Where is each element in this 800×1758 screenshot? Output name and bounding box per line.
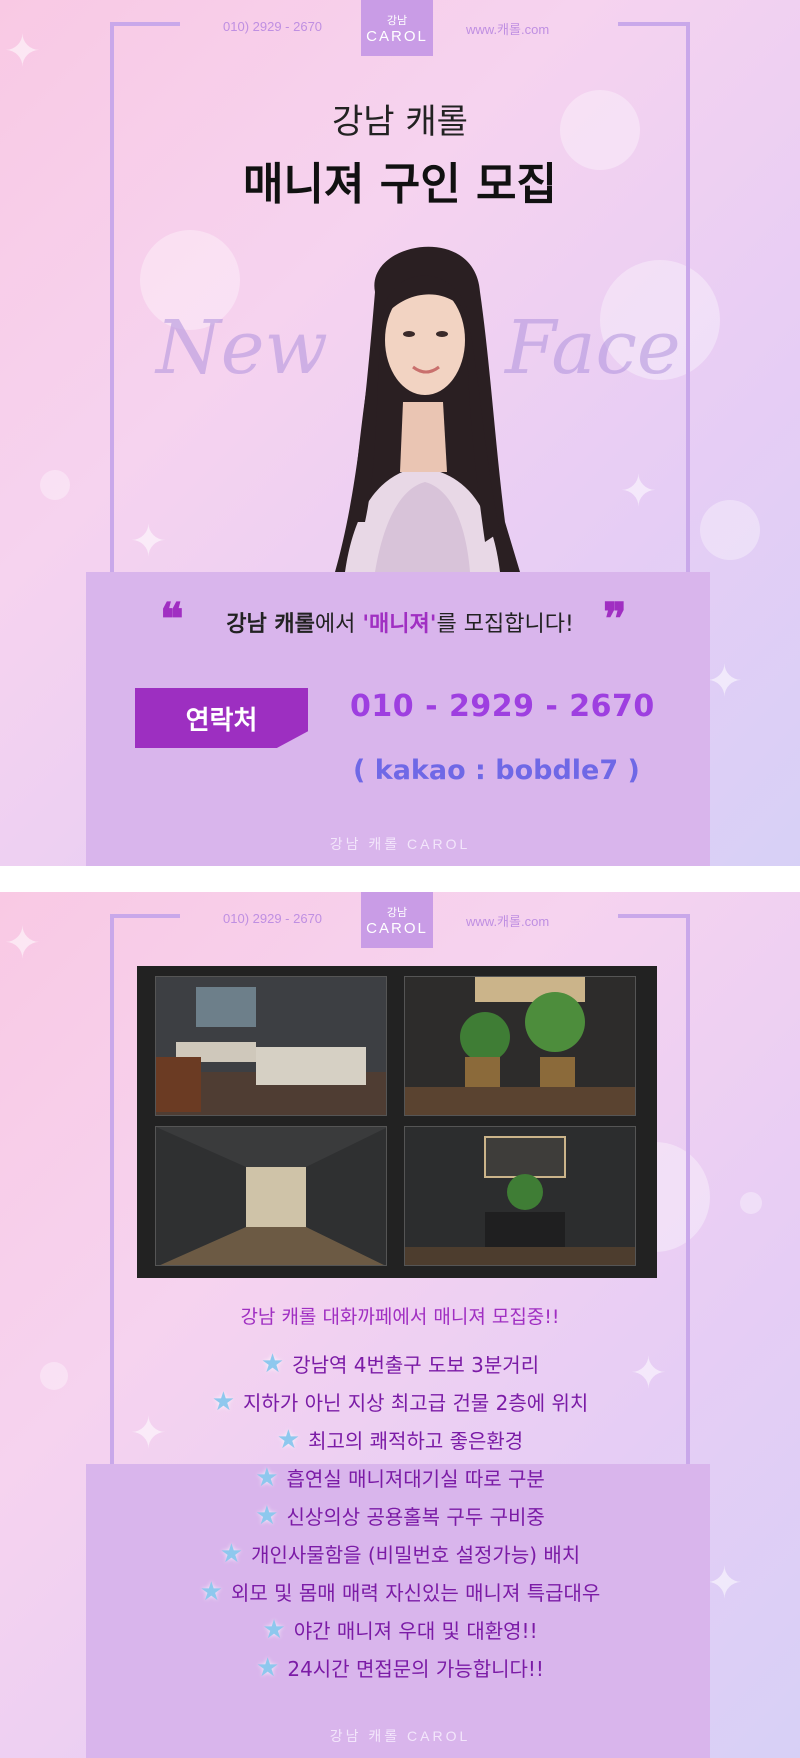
interior-photo-hallway — [155, 1126, 387, 1266]
recruit-brand: 강남 캐롤 — [226, 612, 315, 637]
brand-logo: 강남 CAROL — [361, 892, 433, 948]
header-website: www.캐롤.com — [466, 22, 550, 37]
footer-brand: 강남 캐롤 CAROL — [329, 836, 471, 852]
header-phone: 010) 2929 - 2670 — [223, 911, 323, 926]
contact-kakao[interactable]: ( kakao : bobdle7 ) — [353, 755, 640, 786]
frame-line — [618, 914, 690, 918]
star-icon: ★ — [260, 1349, 285, 1379]
sparkle-icon: ✦ — [130, 516, 167, 567]
frame-line — [110, 22, 180, 26]
poster-subtitle: 강남 캐롤 — [332, 102, 468, 142]
model-photo — [335, 246, 520, 572]
frame-line — [110, 914, 180, 918]
cafe-title: 강남 캐롤 대화까페에서 매니져 모집중!! — [240, 1306, 560, 1328]
logo-korean: 강남 — [386, 15, 408, 27]
list-item: ★ 외모 및 몸매 매력 자신있는 매니져 특급대우 — [0, 1577, 800, 1611]
frame-line — [618, 22, 690, 26]
star-icon: ★ — [276, 1425, 301, 1455]
contact-phone[interactable]: 010 - 2929 - 2670 — [350, 689, 655, 724]
logo-korean: 강남 — [386, 907, 408, 919]
logo-english: CAROL — [366, 920, 428, 937]
interior-photo-plants — [404, 976, 636, 1116]
bokeh-circle — [740, 1192, 762, 1214]
sparkle-icon: ✦ — [706, 656, 743, 707]
logo-english: CAROL — [366, 28, 428, 45]
cafe-poster: ✦ ✦ ✦ ✦ 010) 2929 - 2670 강남 CAROL www.캐롤… — [0, 892, 800, 1758]
list-item: ★ 야간 매니져 우대 및 대환영!! — [0, 1615, 800, 1649]
bokeh-circle — [40, 470, 70, 500]
interior-photo-corner — [404, 1126, 636, 1266]
brand-logo: 강남 CAROL — [361, 0, 433, 56]
feature-text: 신상의상 공용홀복 구두 구비중 — [286, 1505, 545, 1529]
sparkle-icon: ✦ — [4, 918, 41, 969]
interior-gallery — [137, 966, 657, 1278]
list-item: ★ 24시간 면접문의 가능합니다!! — [0, 1653, 800, 1687]
feature-text: 최고의 쾌적하고 좋은환경 — [308, 1429, 524, 1453]
feature-text: 흡연실 매니져대기실 따로 구분 — [286, 1467, 545, 1491]
list-item: ★ 강남역 4번출구 도보 3분거리 — [0, 1349, 800, 1383]
sparkle-icon: ✦ — [620, 466, 657, 517]
star-icon: ★ — [256, 1653, 280, 1683]
feature-text: 지하가 아닌 지상 최고급 건물 2층에 위치 — [243, 1391, 589, 1415]
list-item: ★ 최고의 쾌적하고 좋은환경 — [0, 1425, 800, 1459]
footer-brand: 강남 캐롤 CAROL — [329, 1728, 471, 1744]
recruit-text: 에서 — [314, 612, 363, 637]
recruit-role: '매니져' — [362, 612, 437, 637]
star-icon: ★ — [255, 1501, 279, 1531]
star-icon: ★ — [262, 1615, 286, 1645]
list-item: ★ 지하가 아닌 지상 최고급 건물 2층에 위치 — [0, 1387, 800, 1421]
bokeh-circle — [700, 500, 760, 560]
sparkle-icon: ✦ — [4, 26, 41, 77]
header-website: www.캐롤.com — [466, 914, 550, 929]
recruit-poster: ✦ ✦ ✦ ✦ 010) 2929 - 2670 강남 CAROL www.캐롤… — [0, 0, 800, 866]
script-word-new: New — [156, 305, 328, 391]
feature-text: 개인사물함을 (비밀번호 설정가능) 배치 — [251, 1543, 581, 1567]
star-icon: ★ — [219, 1539, 244, 1569]
contact-label: 연락처 — [135, 688, 308, 748]
list-item: ★ 흡연실 매니져대기실 따로 구분 — [0, 1463, 800, 1497]
recruit-message: 강남 캐롤에서 '매니져'를 모집합니다! — [0, 606, 800, 638]
star-icon: ★ — [255, 1463, 279, 1493]
feature-text: 외모 및 몸매 매력 자신있는 매니져 특급대우 — [230, 1581, 601, 1605]
star-icon: ★ — [211, 1387, 236, 1417]
list-item: ★ 개인사물함을 (비밀번호 설정가능) 배치 — [0, 1539, 800, 1573]
poster-title: 매니져 구인 모집 — [243, 159, 557, 210]
interior-photo-lounge — [155, 976, 387, 1116]
list-item: ★ 신상의상 공용홀복 구두 구비중 — [0, 1501, 800, 1535]
star-icon: ★ — [199, 1577, 223, 1607]
feature-text: 강남역 4번출구 도보 3분거리 — [292, 1353, 540, 1377]
recruit-text: 를 모집합니다! — [436, 612, 574, 637]
feature-text: 24시간 면접문의 가능합니다!! — [287, 1657, 544, 1681]
header-phone: 010) 2929 - 2670 — [223, 19, 323, 34]
feature-text: 야간 매니져 우대 및 대환영!! — [293, 1619, 538, 1643]
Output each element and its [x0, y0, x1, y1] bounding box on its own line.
-.-.-
[WHAT THE TASK ASKS]:
Copy every line of the records above verbatim, leaving out the picture.

[ANSWER FOR THIS EXERCISE]:
Where is each element in this 800×1758 screenshot? Output name and bounding box per line.
interior-photo-hallway — [155, 1126, 387, 1266]
recruit-brand: 강남 캐롤 — [226, 612, 315, 637]
brand-logo: 강남 CAROL — [361, 892, 433, 948]
header-website: www.캐롤.com — [466, 22, 550, 37]
footer-brand: 강남 캐롤 CAROL — [329, 836, 471, 852]
header-phone: 010) 2929 - 2670 — [223, 911, 323, 926]
contact-kakao[interactable]: ( kakao : bobdle7 ) — [353, 755, 640, 786]
frame-line — [618, 914, 690, 918]
star-icon: ★ — [260, 1349, 285, 1379]
sparkle-icon: ✦ — [130, 516, 167, 567]
frame-line — [110, 22, 180, 26]
poster-subtitle: 강남 캐롤 — [332, 102, 468, 142]
model-photo — [335, 246, 520, 572]
frame-line — [110, 914, 180, 918]
cafe-title: 강남 캐롤 대화까페에서 매니져 모집중!! — [240, 1306, 560, 1328]
logo-korean: 강남 — [386, 15, 408, 27]
list-item: ★ 외모 및 몸매 매력 자신있는 매니져 특급대우 — [0, 1577, 800, 1611]
frame-line — [618, 22, 690, 26]
star-icon: ★ — [276, 1425, 301, 1455]
contact-phone[interactable]: 010 - 2929 - 2670 — [350, 689, 655, 724]
logo-korean: 강남 — [386, 907, 408, 919]
logo-english: CAROL — [366, 920, 428, 937]
interior-photo-plants — [404, 976, 636, 1116]
bokeh-circle — [740, 1192, 762, 1214]
sparkle-icon: ✦ — [706, 656, 743, 707]
logo-english: CAROL — [366, 28, 428, 45]
cafe-poster: ✦ ✦ ✦ ✦ 010) 2929 - 2670 강남 CAROL www.캐롤… — [0, 892, 800, 1758]
list-item: ★ 야간 매니져 우대 및 대환영!! — [0, 1615, 800, 1649]
bokeh-circle — [40, 470, 70, 500]
interior-photo-corner — [404, 1126, 636, 1266]
brand-logo: 강남 CAROL — [361, 0, 433, 56]
feature-text: 신상의상 공용홀복 구두 구비중 — [286, 1505, 545, 1529]
sparkle-icon: ✦ — [4, 918, 41, 969]
interior-gallery — [137, 966, 657, 1278]
list-item: ★ 24시간 면접문의 가능합니다!! — [0, 1653, 800, 1687]
feature-text: 최고의 쾌적하고 좋은환경 — [308, 1429, 524, 1453]
feature-text: 흡연실 매니져대기실 따로 구분 — [286, 1467, 545, 1491]
list-item: ★ 강남역 4번출구 도보 3분거리 — [0, 1349, 800, 1383]
sparkle-icon: ✦ — [620, 466, 657, 517]
star-icon: ★ — [256, 1653, 280, 1683]
feature-text: 지하가 아닌 지상 최고급 건물 2층에 위치 — [243, 1391, 589, 1415]
list-item: ★ 최고의 쾌적하고 좋은환경 — [0, 1425, 800, 1459]
footer-brand: 강남 캐롤 CAROL — [329, 1728, 471, 1744]
recruit-text: 에서 — [314, 612, 363, 637]
recruit-role: '매니져' — [362, 612, 437, 637]
star-icon: ★ — [255, 1501, 279, 1531]
star-icon: ★ — [262, 1615, 286, 1645]
list-item: ★ 지하가 아닌 지상 최고급 건물 2층에 위치 — [0, 1387, 800, 1421]
bokeh-circle — [700, 500, 760, 560]
sparkle-icon: ✦ — [4, 26, 41, 77]
header-website: www.캐롤.com — [466, 914, 550, 929]
recruit-poster: ✦ ✦ ✦ ✦ 010) 2929 - 2670 강남 CAROL www.캐롤… — [0, 0, 800, 866]
script-word-new: New — [156, 305, 328, 391]
feature-text: 개인사물함을 (비밀번호 설정가능) 배치 — [251, 1543, 581, 1567]
star-icon: ★ — [219, 1539, 244, 1569]
contact-label: 연락처 — [135, 688, 308, 748]
list-item: ★ 흡연실 매니져대기실 따로 구분 — [0, 1463, 800, 1497]
recruit-message: 강남 캐롤에서 '매니져'를 모집합니다! — [0, 606, 800, 638]
star-icon: ★ — [255, 1463, 279, 1493]
feature-text: 외모 및 몸매 매력 자신있는 매니져 특급대우 — [230, 1581, 601, 1605]
star-icon: ★ — [211, 1387, 236, 1417]
list-item: ★ 개인사물함을 (비밀번호 설정가능) 배치 — [0, 1539, 800, 1573]
poster-title: 매니져 구인 모집 — [243, 159, 557, 210]
interior-photo-lounge — [155, 976, 387, 1116]
list-item: ★ 신상의상 공용홀복 구두 구비중 — [0, 1501, 800, 1535]
star-icon: ★ — [199, 1577, 223, 1607]
feature-text: 강남역 4번출구 도보 3분거리 — [292, 1353, 540, 1377]
recruit-text: 를 모집합니다! — [436, 612, 574, 637]
feature-text: 24시간 면접문의 가능합니다!! — [287, 1657, 544, 1681]
header-phone: 010) 2929 - 2670 — [223, 19, 323, 34]
feature-text: 야간 매니져 우대 및 대환영!! — [293, 1619, 538, 1643]
Output each element and its [x0, y0, x1, y1] bounding box on its own line.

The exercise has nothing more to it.